#### [Objective]
Your task is to give the data again, exactly, with every line intact.

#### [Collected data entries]
**********
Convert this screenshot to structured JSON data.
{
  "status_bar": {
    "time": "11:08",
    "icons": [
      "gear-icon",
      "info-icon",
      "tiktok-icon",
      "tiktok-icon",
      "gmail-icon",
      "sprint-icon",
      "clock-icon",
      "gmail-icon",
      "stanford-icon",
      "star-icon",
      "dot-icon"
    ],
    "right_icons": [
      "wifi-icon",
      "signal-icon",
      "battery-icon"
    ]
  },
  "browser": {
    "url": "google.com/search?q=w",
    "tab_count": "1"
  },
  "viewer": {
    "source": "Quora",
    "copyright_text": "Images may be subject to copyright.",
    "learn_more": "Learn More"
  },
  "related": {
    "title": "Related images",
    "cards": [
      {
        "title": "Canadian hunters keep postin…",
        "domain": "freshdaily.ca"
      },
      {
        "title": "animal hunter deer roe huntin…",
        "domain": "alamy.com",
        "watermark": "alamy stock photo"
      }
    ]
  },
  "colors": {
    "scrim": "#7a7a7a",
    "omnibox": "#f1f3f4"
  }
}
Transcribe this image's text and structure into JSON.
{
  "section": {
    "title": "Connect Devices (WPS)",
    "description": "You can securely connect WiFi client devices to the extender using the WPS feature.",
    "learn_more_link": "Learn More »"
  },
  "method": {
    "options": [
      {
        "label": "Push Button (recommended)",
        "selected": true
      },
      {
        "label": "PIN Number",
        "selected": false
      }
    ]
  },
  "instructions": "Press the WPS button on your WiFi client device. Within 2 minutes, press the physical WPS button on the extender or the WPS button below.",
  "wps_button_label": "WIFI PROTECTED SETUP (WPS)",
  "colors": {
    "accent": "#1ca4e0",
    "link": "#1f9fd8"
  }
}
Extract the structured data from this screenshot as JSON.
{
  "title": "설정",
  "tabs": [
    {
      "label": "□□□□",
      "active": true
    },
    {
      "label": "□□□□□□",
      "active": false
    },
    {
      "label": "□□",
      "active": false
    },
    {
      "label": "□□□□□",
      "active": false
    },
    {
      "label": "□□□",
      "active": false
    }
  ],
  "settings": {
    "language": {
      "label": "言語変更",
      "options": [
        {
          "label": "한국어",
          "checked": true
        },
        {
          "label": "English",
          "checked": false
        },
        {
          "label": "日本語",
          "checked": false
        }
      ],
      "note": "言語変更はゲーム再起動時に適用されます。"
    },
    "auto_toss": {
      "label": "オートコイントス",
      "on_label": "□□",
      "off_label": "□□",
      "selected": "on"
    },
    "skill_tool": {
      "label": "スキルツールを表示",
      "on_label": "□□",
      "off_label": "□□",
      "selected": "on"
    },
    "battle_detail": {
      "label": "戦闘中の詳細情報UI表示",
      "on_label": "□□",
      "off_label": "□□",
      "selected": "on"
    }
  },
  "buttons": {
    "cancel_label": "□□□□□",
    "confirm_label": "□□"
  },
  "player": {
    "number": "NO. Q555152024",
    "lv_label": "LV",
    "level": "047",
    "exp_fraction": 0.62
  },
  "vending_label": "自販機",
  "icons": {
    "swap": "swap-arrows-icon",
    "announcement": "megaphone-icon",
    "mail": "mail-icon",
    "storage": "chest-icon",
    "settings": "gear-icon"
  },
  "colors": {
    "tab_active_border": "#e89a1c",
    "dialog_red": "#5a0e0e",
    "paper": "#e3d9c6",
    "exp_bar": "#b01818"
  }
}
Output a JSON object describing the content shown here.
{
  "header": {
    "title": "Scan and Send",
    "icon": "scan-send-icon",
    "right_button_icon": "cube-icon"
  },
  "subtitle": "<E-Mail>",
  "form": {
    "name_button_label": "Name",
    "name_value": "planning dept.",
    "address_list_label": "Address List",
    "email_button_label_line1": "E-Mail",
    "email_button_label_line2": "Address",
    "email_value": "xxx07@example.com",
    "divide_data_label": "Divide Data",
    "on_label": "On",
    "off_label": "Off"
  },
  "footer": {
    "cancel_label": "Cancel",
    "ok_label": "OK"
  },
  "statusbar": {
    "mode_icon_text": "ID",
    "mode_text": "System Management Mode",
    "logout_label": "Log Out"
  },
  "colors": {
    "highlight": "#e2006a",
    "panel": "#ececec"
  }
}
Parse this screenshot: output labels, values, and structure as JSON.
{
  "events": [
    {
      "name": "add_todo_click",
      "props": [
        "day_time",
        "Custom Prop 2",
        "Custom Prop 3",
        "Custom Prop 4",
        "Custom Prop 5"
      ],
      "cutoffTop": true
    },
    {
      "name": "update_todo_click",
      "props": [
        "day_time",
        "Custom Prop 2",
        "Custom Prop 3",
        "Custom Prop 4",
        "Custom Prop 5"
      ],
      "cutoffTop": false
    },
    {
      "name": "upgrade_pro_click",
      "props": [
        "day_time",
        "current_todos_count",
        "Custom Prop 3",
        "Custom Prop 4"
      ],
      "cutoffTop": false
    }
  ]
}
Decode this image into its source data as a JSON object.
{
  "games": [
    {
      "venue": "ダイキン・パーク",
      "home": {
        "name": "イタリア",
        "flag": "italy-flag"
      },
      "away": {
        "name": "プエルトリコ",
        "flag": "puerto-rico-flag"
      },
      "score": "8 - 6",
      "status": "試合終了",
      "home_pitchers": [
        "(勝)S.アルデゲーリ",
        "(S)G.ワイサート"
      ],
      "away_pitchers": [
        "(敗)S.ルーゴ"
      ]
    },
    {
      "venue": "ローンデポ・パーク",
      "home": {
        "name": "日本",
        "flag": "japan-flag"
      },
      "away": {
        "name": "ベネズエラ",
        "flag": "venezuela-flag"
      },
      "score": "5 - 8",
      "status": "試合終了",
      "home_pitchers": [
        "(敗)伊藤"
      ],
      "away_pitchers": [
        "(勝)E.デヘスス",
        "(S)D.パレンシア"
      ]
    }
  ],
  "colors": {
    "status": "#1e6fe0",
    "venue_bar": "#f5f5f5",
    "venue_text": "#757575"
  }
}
**********
#### [Result of this task]
Convert this screenshot to structured JSON data.
{
  "status_bar": {
    "time": "11:08",
    "icons": [
      "gear-icon",
      "info-icon",
      "tiktok-icon",
      "tiktok-icon",
      "gmail-icon",
      "sprint-icon",
      "clock-icon",
      "gmail-icon",
      "stanford-icon",
      "star-icon",
      "dot-icon"
    ],
    "right_icons": [
      "wifi-icon",
      "signal-icon",
      "battery-icon"
    ]
  },
  "browser": {
    "url": "google.com/search?q=w",
    "tab_count": "1"
  },
  "viewer": {
    "source": "Quora",
    "copyright_text": "Images may be subject to copyright.",
    "learn_more": "Learn More"
  },
  "related": {
    "title": "Related images",
    "cards": [
      {
        "title": "Canadian hunters keep postin…",
        "domain": "freshdaily.ca"
      },
      {
        "title": "animal hunter deer roe huntin…",
        "domain": "alamy.com",
        "watermark": "alamy stock photo"
      }
    ]
  },
  "colors": {
    "scrim": "#7a7a7a",
    "omnibox": "#f1f3f4"
  }
}
Transcribe this image's text and structure into JSON.
{
  "section": {
    "title": "Connect Devices (WPS)",
    "description": "You can securely connect WiFi client devices to the extender using the WPS feature.",
    "learn_more_link": "Learn More »"
  },
  "method": {
    "options": [
      {
        "label": "Push Button (recommended)",
        "selected": true
      },
      {
        "label": "PIN Number",
        "selected": false
      }
    ]
  },
  "instructions": "Press the WPS button on your WiFi client device. Within 2 minutes, press the physical WPS button on the extender or the WPS button below.",
  "wps_button_label": "WIFI PROTECTED SETUP (WPS)",
  "colors": {
    "accent": "#1ca4e0",
    "link": "#1f9fd8"
  }
}
Extract the structured data from this screenshot as JSON.
{
  "title": "설정",
  "tabs": [
    {
      "label": "□□□□",
      "active": true
    },
    {
      "label": "□□□□□□",
      "active": false
    },
    {
      "label": "□□",
      "active": false
    },
    {
      "label": "□□□□□",
      "active": false
    },
    {
      "label": "□□□",
      "active": false
    }
  ],
  "settings": {
    "language": {
      "label": "言語変更",
      "options": [
        {
          "label": "한국어",
          "checked": true
        },
        {
          "label": "English",
          "checked": false
        },
        {
          "label": "日本語",
          "checked": false
        }
      ],
      "note": "言語変更はゲーム再起動時に適用されます。"
    },
    "auto_toss": {
      "label": "オートコイントス",
      "on_label": "□□",
      "off_label": "□□",
      "selected": "on"
    },
    "skill_tool": {
      "label": "スキルツールを表示",
      "on_label": "□□",
      "off_label": "□□",
      "selected": "on"
    },
    "battle_detail": {
      "label": "戦闘中の詳細情報UI表示",
      "on_label": "□□",
      "off_label": "□□",
      "selected": "on"
    }
  },
  "buttons": {
    "cancel_label": "□□□□□",
    "confirm_label": "□□"
  },
  "player": {
    "number": "NO. Q555152024",
    "lv_label": "LV",
    "level": "047",
    "exp_fraction": 0.62
  },
  "vending_label": "自販機",
  "icons": {
    "swap": "swap-arrows-icon",
    "announcement": "megaphone-icon",
    "mail": "mail-icon",
    "storage": "chest-icon",
    "settings": "gear-icon"
  },
  "colors": {
    "tab_active_border": "#e89a1c",
    "dialog_red": "#5a0e0e",
    "paper": "#e3d9c6",
    "exp_bar": "#b01818"
  }
}
Output a JSON object describing the content shown here.
{
  "header": {
    "title": "Scan and Send",
    "icon": "scan-send-icon",
    "right_button_icon": "cube-icon"
  },
  "subtitle": "<E-Mail>",
  "form": {
    "name_button_label": "Name",
    "name_value": "planning dept.",
    "address_list_label": "Address List",
    "email_button_label_line1": "E-Mail",
    "email_button_label_line2": "Address",
    "email_value": "xxx07@example.com",
    "divide_data_label": "Divide Data",
    "on_label": "On",
    "off_label": "Off"
  },
  "footer": {
    "cancel_label": "Cancel",
    "ok_label": "OK"
  },
  "statusbar": {
    "mode_icon_text": "ID",
    "mode_text": "System Management Mode",
    "logout_label": "Log Out"
  },
  "colors": {
    "highlight": "#e2006a",
    "panel": "#ececec"
  }
}
Parse this screenshot: output labels, values, and structure as JSON.
{
  "events": [
    {
      "name": "add_todo_click",
      "props": [
        "day_time",
        "Custom Prop 2",
        "Custom Prop 3",
        "Custom Prop 4",
        "Custom Prop 5"
      ],
      "cutoffTop": true
    },
    {
      "name": "update_todo_click",
      "props": [
        "day_time",
        "Custom Prop 2",
        "Custom Prop 3",
        "Custom Prop 4",
        "Custom Prop 5"
      ],
      "cutoffTop": false
    },
    {
      "name": "upgrade_pro_click",
      "props": [
        "day_time",
        "current_todos_count",
        "Custom Prop 3",
        "Custom Prop 4"
      ],
      "cutoffTop": false
    }
  ]
}
Decode this image into its source data as a JSON object.
{
  "games": [
    {
      "venue": "ダイキン・パーク",
      "home": {
        "name": "イタリア",
        "flag": "italy-flag"
      },
      "away": {
        "name": "プエルトリコ",
        "flag": "puerto-rico-flag"
      },
      "score": "8 - 6",
      "status": "試合終了",
      "home_pitchers": [
        "(勝)S.アルデゲーリ",
        "(S)G.ワイサート"
      ],
      "away_pitchers": [
        "(敗)S.ルーゴ"
      ]
    },
    {
      "venue": "ローンデポ・パーク",
      "home": {
        "name": "日本",
        "flag": "japan-flag"
      },
      "away": {
        "name": "ベネズエラ",
        "flag": "venezuela-flag"
      },
      "score": "5 - 8",
      "status": "試合終了",
      "home_pitchers": [
        "(敗)伊藤"
      ],
      "away_pitchers": [
        "(勝)E.デヘスス",
        "(S)D.パレンシア"
      ]
    }
  ],
  "colors": {
    "status": "#1e6fe0",
    "venue_bar": "#f5f5f5",
    "venue_text": "#757575"
  }
}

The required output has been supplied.